**REQUIRED WORK**
In the court memorandum, condense the paragraph beginning "On January 5, 2016" into a short list that keeps its main facts.

**DOCUMENT PASSAGE**
══════════════════════════════
In re Corbett

Decision Date03 May 2016
Docket NumberCase No. 11–13667–JNF
Citation550 B.R. 170
PartiesIn re Daniel P. Corbett, Debtor
CourtU.S. Bankruptcy Court — District of Massachusetts

Jordan L. Shapiro, Shapiro & Hender, Malden, MA, Tal Unrad, Burns & Levinson LLP, Boston, MA, for Debtor.

MEMORANDUM

Joan N. Feeney

, United States Bankruptcy Judge
I. INTRODUCTION

On January 5, 2016, Cathleen E. Kavanagh, Trustee of the April Realty Trust (“Kavanagh”), filed a Request for Payment of Administrative Expense. Through the Request for Payment, Kavanagh seeks payment of “an administrative expense priority claim pursuant to 11 U.S.C. § 503(b)

and § 507(a)(1)(C) and (a)(2) in an amount to be determined by the Court.” Specifically, Kavanagh seeks an administrative expense in this case for attorneys' fees incurred in both opposing the Motion to Modify Sale Order filed by Goodwill Enterprises, Inc. d/b/a Auto Mall Collections (“Goodwill”) and defending an action commenced by Goodwill in the Land Court, Department of the Massachusetts Trial Court, because those fees were incurred as a result of the Trustee's breach of warranty to her as a purchaser of estate assets. The Chapter 7 Trustee filed an Opposition to Kavanagh's Request for Payment because “the sale of the beneficial interest was in fact free and clear of liens,”1 and because “in any event the claim asserted by the Buyer [Kavanagh] is not a claim for actual, necessary costs or expenses in preserving the estate.”

On February 3, 2016, the Court held a hearing on the Request for Payment and the Trustee's Opposition. On February 9, 2016, the Court issued an order requiring the parties to file post-hearing memoranda of law on certain legal issues including, but not limited to, the following: 1) whether Kavanagh has a breach of warranty claim under the Order Authorizing and Approving Private Sale of Interest in 218 Andover Street Peabody LLC and Interest in 218 Andover Street Peabody Realty Trust, the “Membership/Beneficial Interest Purchase Agreement,” the “Assignment of Membership Interest,” or the “Assignment of Beneficial Interest;” 2) whether the principles set forth in Reading Co. v. Brown, 391 U.S. 471, 88 S.Ct. 1759, 20 L.Ed.2d 751 (1968)
══════════════════════════════
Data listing
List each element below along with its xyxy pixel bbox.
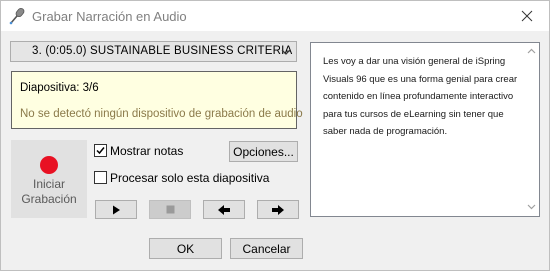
start-recording-label: Iniciar Grabación — [21, 177, 77, 206]
microphone-icon — [9, 7, 25, 25]
this-slide-only-checkbox[interactable] — [94, 171, 107, 184]
options-button[interactable]: Opciones... — [229, 141, 298, 162]
arrow-left-icon — [218, 204, 230, 215]
next-slide-button[interactable] — [257, 200, 299, 219]
notes-text: Les voy a dar una visión general de iSpr… — [323, 56, 518, 137]
close-button[interactable] — [505, 1, 549, 31]
show-notes-label[interactable]: Mostrar notas — [110, 144, 183, 158]
slide-counter: Diapositiva: 3/6 — [20, 82, 99, 94]
record-dot-icon — [40, 156, 58, 174]
checkmark-icon — [96, 147, 105, 155]
slide-select-value: 3. (0:05.0) SUSTAINABLE BUSINESS CRITERI… — [32, 45, 293, 57]
cancel-button[interactable]: Cancelar — [230, 238, 303, 259]
title-bar: Grabar Narración en Audio — [1, 1, 549, 31]
arrow-right-icon — [272, 204, 284, 215]
this-slide-only-label[interactable]: Procesar solo esta diapositiva — [110, 171, 269, 185]
chevron-down-icon — [281, 49, 291, 55]
close-icon — [521, 10, 533, 22]
scroll-down-icon[interactable] — [527, 204, 536, 210]
ok-button[interactable]: OK — [149, 238, 222, 259]
play-button[interactable] — [95, 200, 137, 219]
no-device-message: No se detectó ningún dispositivo de grab… — [20, 108, 303, 120]
record-narration-dialog: Grabar Narración en Audio 3. (0:05.0) SU… — [0, 0, 550, 271]
slide-info-panel: Diapositiva: 3/6 No se detectó ningún di… — [11, 71, 303, 129]
start-recording-button[interactable]: Iniciar Grabación — [11, 140, 87, 218]
stop-icon — [166, 205, 174, 214]
notes-textarea[interactable]: Les voy a dar una visión general de iSpr… — [310, 42, 540, 217]
window-title: Grabar Narración en Audio — [32, 9, 187, 24]
previous-slide-button[interactable] — [203, 200, 245, 219]
show-notes-checkbox[interactable] — [94, 144, 107, 157]
slide-select[interactable]: 3. (0:05.0) SUSTAINABLE BUSINESS CRITERI… — [10, 41, 297, 62]
dialog-body: 3. (0:05.0) SUSTAINABLE BUSINESS CRITERI… — [1, 31, 549, 270]
scroll-up-icon[interactable] — [527, 48, 536, 54]
stop-button[interactable] — [149, 200, 191, 219]
play-icon — [113, 205, 120, 214]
══════════════════════════════
**EXERCISE OUTPUT**
- On January 5, 2016, Cathleen E. Kavanagh, Trustee of the April Realty Trust, filed a Request for Payment of Administrative Expense.
- She seeks an administrative expense priority claim under 11 U.S.C. § 503(b) and § 507(a)(1)(C) and (a)(2), in an amount to be determined by the Court.
- The claim is for attorneys' fees she incurred in two matters. One was opposing the Motion to Modify Sale Order filed by Goodwill Enterprises, Inc. d/b/a Auto Mall Collections. The other was defending Goodwill's action in the Land Court.
- She contends these fees resulted from the Trustee's breach of warranty to her as a purchaser of estate assets.
- The Chapter 7 Trustee opposed on two grounds. First, the sale of the beneficial interest was free and clear of liens. Second, the claim is not for actual, necessary costs or expenses of preserving the estate.